Text shown section start

Of course, during our emergency shift to remote instruction, I honored all students’ accommodations — offering extra time on tests and quizzes, creating recorded synchronous sessions, and making sure readings were accessible in multiple formats. But I struggled to create opportunities for students to play around with course concepts and develop new understandings. I fear that this failure disproportionately affected students with learning differences who need those structured opportunities for deep cognition.
What I will do differently this fall. The list that follows may seem overly ambitious, but some of it I’ve already done. With the summer ahead to properly design online courses, here is what I will do, or continue to do, in my future virtual classes:
- Give up the notion that everything must come from me, and take advantage of existing material (e.g., predesigned presentations, software that accompanies textbooks).
- Explore educational technologies that have long been used in elementary and secondary classrooms to enhance students’ learning opportunities at the college level.
- Collaborate with colleagues who teach similar courses at my own or other institutions.
- Cultivate a curriculum that is a mix of academic readings, personal narratives, documentaries, and podcasts. Organize the curriculum into modules that help students track their own progress.
- Provide supplementary resources (reading guides, discussion questions, online tutorials) but help students prioritize which of those resources are most important.
- Share rubrics, sample assignments, and templates with students.

Text shown section end

Questions on the material:
**1.** In the passage on remote teaching, what did the writer struggle to create for students during the emergency shift?
**2.** Carry on the passage on remote teaching from its last line.
You will not need the data that follows to do this work.

Record extracts section start

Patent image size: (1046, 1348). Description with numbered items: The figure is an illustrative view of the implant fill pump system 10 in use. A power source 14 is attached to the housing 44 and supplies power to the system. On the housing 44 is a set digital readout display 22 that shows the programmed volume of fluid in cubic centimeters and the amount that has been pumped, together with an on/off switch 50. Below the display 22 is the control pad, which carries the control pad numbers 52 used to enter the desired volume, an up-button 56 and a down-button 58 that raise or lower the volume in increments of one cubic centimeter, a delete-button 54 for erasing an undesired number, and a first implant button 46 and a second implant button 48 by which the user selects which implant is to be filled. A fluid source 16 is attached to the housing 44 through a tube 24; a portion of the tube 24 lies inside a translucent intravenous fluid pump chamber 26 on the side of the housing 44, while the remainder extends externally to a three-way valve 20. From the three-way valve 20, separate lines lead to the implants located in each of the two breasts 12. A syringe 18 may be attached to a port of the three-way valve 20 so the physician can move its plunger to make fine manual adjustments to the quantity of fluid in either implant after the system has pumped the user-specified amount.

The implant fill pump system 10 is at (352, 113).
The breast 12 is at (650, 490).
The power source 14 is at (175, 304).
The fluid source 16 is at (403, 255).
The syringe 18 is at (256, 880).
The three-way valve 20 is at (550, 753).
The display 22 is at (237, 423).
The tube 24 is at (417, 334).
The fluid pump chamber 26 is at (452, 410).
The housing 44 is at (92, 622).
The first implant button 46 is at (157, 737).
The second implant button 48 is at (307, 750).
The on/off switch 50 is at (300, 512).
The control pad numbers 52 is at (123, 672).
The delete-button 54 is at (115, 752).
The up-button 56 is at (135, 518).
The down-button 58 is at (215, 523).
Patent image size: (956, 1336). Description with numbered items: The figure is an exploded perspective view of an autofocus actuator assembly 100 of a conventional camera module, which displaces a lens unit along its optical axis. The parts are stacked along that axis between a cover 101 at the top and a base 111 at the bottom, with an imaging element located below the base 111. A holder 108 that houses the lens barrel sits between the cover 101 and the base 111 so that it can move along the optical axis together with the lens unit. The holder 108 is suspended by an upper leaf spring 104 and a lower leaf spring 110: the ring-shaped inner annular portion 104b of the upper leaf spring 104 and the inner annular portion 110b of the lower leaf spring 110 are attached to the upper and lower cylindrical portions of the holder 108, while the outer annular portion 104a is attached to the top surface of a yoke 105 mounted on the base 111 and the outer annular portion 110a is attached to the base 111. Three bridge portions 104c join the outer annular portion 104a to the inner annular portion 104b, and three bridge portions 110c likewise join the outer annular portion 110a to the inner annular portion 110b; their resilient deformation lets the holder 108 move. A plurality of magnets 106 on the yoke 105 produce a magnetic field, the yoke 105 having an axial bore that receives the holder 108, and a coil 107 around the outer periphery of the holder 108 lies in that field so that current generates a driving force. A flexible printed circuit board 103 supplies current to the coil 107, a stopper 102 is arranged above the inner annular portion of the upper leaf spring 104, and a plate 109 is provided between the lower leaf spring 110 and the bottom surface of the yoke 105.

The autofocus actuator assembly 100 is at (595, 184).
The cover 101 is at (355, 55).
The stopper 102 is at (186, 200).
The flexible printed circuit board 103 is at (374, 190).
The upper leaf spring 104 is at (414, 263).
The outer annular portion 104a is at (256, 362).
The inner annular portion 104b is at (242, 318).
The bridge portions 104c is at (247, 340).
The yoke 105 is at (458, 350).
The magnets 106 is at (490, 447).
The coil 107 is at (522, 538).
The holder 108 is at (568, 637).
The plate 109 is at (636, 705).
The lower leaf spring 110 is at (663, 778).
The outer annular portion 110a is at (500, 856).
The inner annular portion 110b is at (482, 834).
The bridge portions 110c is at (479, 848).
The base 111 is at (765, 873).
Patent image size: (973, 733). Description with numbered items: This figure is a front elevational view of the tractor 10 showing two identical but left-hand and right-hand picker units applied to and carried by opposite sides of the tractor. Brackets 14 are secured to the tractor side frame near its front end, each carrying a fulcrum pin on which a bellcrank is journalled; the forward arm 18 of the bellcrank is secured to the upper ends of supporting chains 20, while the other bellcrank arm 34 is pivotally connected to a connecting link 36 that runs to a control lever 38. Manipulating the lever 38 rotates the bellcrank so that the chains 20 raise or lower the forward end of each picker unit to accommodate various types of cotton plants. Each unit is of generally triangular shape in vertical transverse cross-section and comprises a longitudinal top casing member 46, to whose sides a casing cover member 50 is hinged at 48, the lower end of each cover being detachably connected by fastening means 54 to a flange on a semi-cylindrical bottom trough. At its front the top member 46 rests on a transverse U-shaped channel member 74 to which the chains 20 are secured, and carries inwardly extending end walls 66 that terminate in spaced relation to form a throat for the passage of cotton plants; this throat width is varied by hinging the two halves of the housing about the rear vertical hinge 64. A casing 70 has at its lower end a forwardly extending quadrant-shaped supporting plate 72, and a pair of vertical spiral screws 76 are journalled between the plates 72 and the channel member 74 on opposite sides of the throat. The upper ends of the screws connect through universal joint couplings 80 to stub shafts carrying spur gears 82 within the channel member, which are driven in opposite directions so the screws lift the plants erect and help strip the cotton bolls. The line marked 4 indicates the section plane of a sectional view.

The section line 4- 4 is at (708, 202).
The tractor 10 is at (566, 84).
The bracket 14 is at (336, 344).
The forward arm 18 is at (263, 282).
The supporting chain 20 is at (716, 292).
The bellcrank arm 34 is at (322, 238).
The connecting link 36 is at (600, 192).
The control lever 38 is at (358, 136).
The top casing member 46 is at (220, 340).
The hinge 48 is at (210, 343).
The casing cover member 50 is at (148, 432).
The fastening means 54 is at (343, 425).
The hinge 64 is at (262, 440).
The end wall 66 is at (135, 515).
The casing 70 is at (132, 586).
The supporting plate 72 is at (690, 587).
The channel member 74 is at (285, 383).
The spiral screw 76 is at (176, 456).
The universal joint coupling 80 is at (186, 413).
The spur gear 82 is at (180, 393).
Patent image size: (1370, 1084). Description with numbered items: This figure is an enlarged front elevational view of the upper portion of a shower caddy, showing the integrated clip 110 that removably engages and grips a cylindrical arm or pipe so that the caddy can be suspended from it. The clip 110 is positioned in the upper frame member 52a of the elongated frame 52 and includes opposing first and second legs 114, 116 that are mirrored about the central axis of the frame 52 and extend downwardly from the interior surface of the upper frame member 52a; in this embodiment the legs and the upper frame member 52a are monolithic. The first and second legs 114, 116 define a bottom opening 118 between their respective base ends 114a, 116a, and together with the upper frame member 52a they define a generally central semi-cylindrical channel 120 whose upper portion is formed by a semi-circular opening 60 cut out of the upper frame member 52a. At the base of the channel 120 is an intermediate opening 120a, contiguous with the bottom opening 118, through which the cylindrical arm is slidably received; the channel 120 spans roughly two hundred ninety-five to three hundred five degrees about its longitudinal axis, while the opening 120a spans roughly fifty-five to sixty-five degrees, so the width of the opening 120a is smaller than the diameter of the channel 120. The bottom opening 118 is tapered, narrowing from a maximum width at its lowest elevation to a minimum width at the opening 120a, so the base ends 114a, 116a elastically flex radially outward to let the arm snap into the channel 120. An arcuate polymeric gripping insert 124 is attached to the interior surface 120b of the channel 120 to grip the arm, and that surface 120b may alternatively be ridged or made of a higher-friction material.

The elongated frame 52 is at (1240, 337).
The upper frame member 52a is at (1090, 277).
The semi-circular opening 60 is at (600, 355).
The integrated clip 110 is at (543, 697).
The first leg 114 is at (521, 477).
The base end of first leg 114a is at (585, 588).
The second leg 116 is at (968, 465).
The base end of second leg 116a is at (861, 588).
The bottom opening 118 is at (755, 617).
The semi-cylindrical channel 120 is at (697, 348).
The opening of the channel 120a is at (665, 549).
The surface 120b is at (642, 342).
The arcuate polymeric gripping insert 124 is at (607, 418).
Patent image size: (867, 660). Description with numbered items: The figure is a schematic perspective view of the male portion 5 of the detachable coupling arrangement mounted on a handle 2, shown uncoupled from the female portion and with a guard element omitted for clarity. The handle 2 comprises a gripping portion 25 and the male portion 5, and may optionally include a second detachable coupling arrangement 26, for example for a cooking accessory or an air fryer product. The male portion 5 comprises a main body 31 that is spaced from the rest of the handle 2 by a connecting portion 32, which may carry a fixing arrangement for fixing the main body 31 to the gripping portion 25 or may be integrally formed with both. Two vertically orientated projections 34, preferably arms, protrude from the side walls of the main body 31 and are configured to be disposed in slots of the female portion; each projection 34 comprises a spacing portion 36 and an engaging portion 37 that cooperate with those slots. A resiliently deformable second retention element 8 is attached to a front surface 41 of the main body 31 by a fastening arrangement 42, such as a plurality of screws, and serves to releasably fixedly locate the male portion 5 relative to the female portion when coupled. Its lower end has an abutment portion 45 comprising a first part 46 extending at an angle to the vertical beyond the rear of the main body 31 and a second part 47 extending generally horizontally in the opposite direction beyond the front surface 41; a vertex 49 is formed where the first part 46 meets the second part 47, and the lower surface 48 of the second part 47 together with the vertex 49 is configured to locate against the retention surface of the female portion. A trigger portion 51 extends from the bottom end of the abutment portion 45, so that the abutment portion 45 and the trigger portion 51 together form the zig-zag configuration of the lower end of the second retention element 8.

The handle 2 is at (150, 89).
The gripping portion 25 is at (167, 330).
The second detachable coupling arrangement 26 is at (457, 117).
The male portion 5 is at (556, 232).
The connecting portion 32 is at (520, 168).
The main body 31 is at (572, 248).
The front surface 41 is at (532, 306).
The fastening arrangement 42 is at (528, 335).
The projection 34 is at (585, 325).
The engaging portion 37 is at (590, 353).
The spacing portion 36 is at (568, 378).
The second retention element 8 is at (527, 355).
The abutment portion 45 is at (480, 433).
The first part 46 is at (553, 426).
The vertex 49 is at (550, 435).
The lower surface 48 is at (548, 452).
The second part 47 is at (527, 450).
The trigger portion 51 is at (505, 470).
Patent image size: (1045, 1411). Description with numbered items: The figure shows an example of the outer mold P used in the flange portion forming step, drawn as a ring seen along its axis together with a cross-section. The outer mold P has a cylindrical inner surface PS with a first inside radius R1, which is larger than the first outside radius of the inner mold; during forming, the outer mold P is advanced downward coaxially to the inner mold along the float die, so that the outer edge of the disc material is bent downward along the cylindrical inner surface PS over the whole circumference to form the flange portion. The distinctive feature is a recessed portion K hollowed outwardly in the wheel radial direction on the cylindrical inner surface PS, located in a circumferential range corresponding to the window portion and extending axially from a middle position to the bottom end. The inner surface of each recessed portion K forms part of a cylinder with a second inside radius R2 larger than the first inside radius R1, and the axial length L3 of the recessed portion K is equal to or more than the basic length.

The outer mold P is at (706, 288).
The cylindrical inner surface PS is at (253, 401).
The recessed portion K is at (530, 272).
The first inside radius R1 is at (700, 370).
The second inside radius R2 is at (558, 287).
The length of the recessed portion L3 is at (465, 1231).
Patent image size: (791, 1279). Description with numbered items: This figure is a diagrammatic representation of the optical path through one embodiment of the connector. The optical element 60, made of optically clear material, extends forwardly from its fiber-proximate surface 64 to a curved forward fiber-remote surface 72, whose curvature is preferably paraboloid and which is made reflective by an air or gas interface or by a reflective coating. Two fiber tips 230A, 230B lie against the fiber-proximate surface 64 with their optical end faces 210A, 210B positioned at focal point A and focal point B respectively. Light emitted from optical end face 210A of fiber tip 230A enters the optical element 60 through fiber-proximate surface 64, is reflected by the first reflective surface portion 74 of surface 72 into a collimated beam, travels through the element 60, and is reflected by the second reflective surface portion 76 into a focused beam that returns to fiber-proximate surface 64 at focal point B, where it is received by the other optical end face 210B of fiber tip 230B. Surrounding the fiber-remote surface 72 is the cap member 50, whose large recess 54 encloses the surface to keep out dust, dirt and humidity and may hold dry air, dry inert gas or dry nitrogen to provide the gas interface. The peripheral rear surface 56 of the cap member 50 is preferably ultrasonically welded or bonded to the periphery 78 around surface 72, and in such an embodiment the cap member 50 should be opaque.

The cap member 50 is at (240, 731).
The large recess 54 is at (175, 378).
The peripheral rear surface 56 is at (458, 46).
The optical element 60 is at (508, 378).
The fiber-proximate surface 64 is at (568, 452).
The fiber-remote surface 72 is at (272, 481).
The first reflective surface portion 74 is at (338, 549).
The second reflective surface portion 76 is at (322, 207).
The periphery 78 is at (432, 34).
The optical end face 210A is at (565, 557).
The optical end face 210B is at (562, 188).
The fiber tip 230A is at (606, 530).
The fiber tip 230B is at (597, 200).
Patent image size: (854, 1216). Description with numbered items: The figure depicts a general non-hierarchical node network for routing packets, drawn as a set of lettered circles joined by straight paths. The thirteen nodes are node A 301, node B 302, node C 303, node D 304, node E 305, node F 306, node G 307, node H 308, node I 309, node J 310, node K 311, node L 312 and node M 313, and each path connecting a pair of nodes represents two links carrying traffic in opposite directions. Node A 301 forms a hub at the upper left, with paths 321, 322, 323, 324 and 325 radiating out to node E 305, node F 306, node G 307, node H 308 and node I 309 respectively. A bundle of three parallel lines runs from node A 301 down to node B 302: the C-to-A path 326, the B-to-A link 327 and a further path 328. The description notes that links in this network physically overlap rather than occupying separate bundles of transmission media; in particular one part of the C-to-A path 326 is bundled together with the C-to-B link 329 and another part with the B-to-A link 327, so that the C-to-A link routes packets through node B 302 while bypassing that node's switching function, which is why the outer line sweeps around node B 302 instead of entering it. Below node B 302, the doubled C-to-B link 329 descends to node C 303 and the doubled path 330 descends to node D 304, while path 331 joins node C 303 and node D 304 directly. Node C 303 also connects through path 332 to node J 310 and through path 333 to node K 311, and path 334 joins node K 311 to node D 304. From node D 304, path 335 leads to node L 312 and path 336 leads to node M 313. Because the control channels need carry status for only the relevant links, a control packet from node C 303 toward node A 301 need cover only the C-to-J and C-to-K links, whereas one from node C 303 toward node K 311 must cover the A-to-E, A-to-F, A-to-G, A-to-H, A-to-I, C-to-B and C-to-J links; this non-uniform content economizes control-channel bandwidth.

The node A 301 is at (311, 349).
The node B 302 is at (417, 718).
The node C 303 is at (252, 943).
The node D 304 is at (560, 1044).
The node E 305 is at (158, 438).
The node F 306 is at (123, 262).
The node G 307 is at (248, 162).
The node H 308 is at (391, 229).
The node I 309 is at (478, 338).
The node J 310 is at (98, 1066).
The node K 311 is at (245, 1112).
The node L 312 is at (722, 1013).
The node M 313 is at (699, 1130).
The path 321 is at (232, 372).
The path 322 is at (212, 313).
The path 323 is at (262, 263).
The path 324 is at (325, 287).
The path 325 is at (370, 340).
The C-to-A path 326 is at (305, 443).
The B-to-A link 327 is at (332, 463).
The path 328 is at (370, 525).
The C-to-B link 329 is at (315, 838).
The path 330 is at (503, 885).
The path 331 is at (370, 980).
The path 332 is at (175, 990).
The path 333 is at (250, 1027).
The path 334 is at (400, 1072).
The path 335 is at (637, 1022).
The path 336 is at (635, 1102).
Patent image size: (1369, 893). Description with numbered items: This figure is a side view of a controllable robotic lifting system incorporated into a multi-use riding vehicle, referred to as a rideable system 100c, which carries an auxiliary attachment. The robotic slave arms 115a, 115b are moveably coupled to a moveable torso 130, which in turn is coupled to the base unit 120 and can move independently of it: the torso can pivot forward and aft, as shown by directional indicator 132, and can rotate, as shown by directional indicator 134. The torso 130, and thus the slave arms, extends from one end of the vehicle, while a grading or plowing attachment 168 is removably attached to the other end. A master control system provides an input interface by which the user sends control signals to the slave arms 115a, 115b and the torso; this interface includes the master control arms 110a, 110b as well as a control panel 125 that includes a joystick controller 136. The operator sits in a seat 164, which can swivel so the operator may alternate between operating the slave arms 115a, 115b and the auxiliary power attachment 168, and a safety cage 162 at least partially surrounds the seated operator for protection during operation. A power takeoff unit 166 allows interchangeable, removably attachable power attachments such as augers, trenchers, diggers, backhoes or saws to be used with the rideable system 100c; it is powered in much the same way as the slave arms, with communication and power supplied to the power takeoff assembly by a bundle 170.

Record extracts section end

Results for each task:
**1.** Opportunities for students to play around with course concepts and develop new understandings.

**2.**
- Especially in a totally asynchronous course, provide a suggested pacing guide to help students manage their time.
- Be prepared to mail a hard copy of the curriculum to students who may have inconsistent access to technology, the internet, or both.
- Resist the urge to hold students accountable through daily assignments, and instead, during synchronous meetings, integrate informal classroom-assessment techniques.
- Be certain to have at least one assignment that requires revision, so that students are revisiting course concepts multiple times and applying feedback to future work.
- Create study groups and design assignments that require students to meet in those groups and discuss course content.
- Foster community by beginning each synchronous session with a “check-in,” by using breakout rooms for small-group activities and discussions, and by offering virtual opportunities for the entire class to watch assigned movies and listen to assigned podcasts together.
- Ask one or two students to create a group text or email discussion group so that students can easily communicate with one another outside of class.
- Poll students throughout the course to solicit quick feedback about readings, assignments, and the overall structure. Adjust the course accordingly.
- Instead of devoting synchronous class time to lectures and presentations, use it as an opportunity for students to ask questions and do activities in breakout rooms.
- Conduct “active” office hours twice a week to offer mini-lessons for students who need further clarification, the opportunity to talk through material, or both.
The spring semester required far more work, and far more pedagogical adjustments, than usual. But it wasn’t just stressful; it was also exciting.
One reason I love teaching is that it poses so many challenges. It requires me to stay engaged with disciplinary scholarship and connected to students’ out-of-class lives. But before Covid-19, I’d resisted integrating technology into my courses in a meaningful way because I didn’t fully understand its possibilities. The present crisis forced my hand and, in truth, pushed me to become a better teacher.